#### Information
Content starts

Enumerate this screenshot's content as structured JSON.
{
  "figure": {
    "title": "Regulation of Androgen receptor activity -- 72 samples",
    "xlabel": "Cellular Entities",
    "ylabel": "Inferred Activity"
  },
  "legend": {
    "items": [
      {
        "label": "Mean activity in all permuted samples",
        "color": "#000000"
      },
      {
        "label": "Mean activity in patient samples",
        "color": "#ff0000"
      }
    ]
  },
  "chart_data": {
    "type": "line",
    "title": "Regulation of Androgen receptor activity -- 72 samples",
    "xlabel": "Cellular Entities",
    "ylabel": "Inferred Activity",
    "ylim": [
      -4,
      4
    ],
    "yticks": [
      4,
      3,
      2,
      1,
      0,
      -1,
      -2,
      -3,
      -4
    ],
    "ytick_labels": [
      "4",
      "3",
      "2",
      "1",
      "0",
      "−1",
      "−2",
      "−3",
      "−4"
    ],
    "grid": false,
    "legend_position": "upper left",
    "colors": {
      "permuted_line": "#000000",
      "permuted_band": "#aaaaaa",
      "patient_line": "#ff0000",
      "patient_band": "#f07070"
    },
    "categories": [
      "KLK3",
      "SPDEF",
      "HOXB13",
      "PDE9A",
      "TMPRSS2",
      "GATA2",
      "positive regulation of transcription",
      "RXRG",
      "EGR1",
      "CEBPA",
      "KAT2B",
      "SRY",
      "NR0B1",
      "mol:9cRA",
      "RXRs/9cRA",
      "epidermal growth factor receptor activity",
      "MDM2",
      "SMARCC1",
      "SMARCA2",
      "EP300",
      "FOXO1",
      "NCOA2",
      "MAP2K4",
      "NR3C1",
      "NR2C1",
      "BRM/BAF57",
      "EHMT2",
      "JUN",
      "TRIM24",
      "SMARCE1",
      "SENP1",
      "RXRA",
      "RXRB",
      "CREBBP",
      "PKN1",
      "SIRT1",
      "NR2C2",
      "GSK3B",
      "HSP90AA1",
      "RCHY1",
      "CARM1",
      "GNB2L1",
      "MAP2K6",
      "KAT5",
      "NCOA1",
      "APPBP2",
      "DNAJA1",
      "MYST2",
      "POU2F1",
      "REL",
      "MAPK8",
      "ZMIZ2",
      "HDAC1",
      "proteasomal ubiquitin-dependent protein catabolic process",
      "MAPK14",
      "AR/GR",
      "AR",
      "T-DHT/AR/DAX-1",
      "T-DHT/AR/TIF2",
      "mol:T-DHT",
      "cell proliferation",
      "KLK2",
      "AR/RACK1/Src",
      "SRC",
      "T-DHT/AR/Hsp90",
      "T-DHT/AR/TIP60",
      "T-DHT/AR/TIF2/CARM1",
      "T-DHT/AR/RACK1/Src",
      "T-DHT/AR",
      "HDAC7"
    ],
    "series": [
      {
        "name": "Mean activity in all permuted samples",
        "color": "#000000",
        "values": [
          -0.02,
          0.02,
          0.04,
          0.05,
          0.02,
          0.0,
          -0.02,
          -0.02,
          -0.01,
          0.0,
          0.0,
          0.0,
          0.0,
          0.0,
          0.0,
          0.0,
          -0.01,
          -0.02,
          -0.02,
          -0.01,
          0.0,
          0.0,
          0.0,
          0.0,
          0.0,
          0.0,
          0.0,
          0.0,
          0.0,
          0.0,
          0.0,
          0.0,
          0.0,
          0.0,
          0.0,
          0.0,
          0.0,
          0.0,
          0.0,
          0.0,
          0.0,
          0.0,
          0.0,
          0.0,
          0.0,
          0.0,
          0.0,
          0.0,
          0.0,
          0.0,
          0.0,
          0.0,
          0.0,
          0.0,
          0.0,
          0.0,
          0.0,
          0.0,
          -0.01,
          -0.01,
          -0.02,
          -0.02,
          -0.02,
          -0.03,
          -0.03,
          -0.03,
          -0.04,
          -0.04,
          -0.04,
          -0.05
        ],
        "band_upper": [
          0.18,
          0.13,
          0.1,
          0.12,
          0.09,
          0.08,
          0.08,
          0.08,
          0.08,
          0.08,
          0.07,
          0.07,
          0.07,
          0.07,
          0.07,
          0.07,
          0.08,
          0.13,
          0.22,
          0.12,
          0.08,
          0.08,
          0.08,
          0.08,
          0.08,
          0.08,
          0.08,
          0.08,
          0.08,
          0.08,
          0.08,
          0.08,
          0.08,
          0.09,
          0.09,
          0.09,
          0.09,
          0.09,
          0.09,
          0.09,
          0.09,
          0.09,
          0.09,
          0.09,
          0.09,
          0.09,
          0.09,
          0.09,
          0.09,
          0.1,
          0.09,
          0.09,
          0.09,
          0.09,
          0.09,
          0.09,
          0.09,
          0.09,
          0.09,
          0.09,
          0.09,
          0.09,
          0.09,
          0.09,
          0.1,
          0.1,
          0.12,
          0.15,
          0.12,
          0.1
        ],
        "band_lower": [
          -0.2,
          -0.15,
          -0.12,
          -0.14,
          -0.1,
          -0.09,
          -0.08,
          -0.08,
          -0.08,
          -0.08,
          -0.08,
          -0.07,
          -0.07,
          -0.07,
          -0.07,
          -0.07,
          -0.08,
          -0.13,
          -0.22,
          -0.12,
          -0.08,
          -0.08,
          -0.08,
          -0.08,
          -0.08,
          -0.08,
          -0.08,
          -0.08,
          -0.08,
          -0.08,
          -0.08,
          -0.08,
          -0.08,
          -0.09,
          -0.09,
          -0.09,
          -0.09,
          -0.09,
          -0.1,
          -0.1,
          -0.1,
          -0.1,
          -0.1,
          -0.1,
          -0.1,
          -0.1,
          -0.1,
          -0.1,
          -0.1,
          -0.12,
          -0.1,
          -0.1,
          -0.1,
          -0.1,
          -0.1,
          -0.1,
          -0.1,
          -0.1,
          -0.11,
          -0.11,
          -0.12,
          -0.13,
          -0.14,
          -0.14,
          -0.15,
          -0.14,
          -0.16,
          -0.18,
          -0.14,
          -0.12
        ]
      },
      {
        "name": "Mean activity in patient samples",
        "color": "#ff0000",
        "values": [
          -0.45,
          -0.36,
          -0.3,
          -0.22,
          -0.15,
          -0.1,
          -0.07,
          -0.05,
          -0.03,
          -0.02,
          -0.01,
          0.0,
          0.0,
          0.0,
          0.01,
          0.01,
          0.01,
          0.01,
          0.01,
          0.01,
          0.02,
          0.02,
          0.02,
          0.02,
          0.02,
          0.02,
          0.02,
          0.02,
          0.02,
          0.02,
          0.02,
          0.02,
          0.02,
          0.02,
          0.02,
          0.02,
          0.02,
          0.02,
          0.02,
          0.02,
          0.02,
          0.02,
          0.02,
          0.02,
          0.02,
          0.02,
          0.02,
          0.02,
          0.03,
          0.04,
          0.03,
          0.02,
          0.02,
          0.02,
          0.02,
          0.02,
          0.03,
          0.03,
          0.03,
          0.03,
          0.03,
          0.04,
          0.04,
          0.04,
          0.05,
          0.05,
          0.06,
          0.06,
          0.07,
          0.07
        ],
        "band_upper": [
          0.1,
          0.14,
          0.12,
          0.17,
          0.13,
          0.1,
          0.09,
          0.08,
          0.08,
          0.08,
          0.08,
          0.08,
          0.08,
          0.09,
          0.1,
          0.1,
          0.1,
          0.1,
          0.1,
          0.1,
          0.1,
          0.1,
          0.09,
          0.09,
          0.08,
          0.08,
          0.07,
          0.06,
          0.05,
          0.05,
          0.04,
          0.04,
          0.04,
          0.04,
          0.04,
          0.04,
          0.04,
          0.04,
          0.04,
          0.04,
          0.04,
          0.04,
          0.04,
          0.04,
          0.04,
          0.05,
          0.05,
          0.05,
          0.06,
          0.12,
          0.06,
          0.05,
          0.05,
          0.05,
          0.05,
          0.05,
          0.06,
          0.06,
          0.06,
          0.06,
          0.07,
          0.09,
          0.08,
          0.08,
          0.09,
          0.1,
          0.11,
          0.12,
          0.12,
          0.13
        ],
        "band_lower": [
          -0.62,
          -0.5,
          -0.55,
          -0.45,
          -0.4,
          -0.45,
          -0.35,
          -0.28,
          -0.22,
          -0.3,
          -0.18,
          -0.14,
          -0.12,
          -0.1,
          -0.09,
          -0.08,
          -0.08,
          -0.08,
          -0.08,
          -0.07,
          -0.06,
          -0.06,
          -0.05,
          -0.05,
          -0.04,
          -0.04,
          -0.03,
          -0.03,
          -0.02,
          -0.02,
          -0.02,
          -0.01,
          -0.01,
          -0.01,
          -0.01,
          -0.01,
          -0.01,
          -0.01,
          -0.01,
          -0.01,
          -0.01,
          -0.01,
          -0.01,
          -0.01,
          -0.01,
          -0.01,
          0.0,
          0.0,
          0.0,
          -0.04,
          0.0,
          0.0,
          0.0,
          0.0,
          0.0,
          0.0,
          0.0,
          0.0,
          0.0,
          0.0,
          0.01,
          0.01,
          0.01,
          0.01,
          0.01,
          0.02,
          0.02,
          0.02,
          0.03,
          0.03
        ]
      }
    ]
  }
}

Content ends
Content starts

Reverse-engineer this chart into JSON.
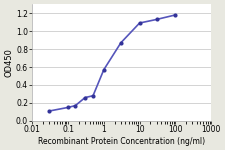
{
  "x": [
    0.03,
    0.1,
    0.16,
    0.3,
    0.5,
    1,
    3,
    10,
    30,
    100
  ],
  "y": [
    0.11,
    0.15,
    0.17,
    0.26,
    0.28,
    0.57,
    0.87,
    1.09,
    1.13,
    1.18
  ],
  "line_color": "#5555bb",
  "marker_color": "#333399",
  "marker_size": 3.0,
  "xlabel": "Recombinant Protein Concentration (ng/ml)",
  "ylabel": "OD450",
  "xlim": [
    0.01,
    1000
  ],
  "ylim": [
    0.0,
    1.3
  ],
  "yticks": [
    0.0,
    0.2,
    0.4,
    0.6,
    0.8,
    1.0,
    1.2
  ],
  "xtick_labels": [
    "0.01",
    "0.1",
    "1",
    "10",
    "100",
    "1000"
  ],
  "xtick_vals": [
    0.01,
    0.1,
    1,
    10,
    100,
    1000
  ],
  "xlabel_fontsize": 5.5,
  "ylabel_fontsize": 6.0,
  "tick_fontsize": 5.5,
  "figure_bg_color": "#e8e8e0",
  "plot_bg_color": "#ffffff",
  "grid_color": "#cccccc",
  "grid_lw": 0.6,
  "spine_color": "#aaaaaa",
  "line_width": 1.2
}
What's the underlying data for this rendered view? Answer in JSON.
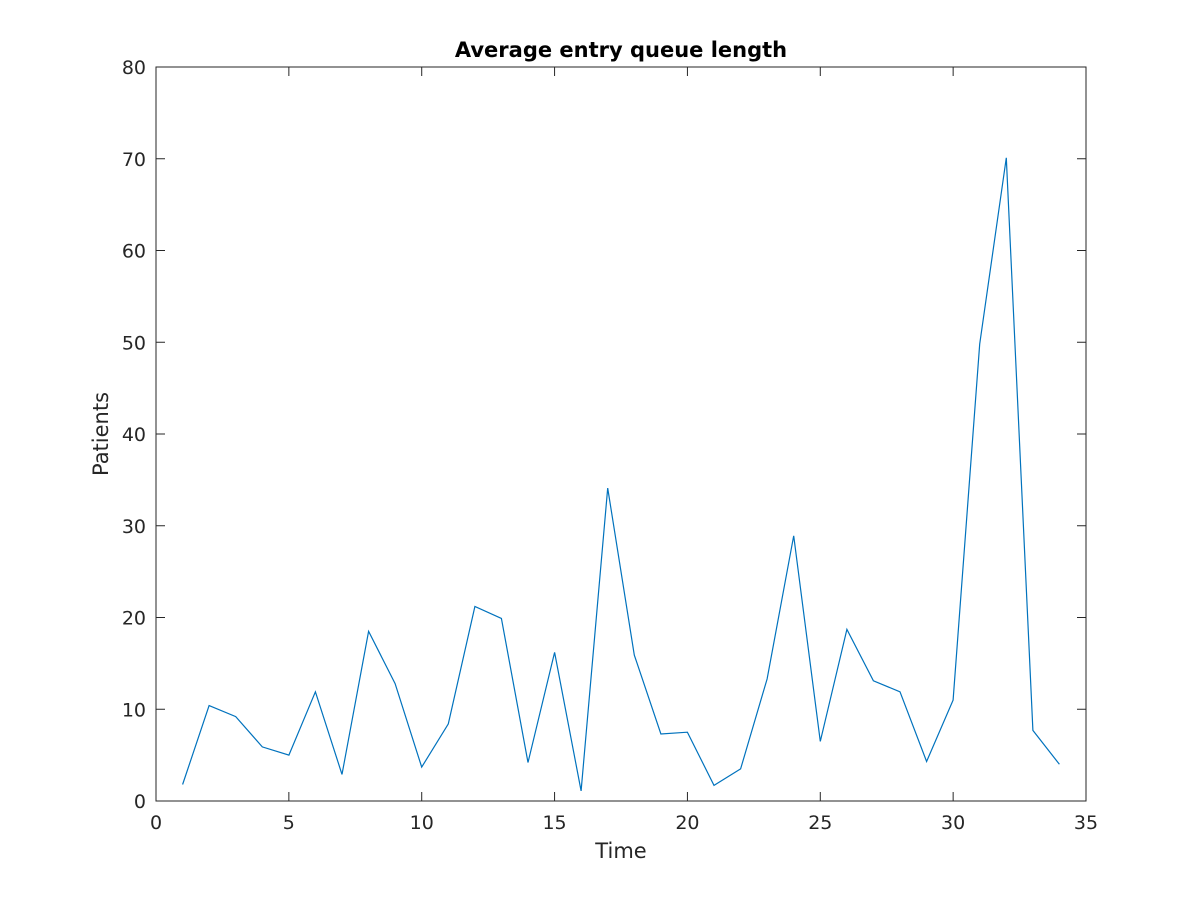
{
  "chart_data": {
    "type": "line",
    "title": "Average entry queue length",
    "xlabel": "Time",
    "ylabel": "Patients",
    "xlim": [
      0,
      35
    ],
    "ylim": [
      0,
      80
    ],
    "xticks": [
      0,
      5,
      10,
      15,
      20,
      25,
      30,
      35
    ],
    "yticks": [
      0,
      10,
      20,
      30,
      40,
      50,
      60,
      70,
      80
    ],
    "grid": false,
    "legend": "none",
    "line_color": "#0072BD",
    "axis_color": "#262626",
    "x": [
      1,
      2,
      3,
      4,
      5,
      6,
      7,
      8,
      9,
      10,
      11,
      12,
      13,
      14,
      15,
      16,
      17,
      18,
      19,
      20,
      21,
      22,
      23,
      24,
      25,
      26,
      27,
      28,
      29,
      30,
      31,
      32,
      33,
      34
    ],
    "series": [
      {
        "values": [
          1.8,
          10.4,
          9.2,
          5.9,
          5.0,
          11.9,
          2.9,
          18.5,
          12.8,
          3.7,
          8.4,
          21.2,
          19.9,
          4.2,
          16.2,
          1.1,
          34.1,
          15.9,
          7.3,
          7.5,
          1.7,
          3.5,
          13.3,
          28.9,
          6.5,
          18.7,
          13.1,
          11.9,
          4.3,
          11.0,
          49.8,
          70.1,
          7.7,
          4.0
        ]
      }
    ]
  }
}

Content ends

#### Problem to solve
Using the material above, work out how many lines contain the string "JSON". Give the number only.

#### Solution below
3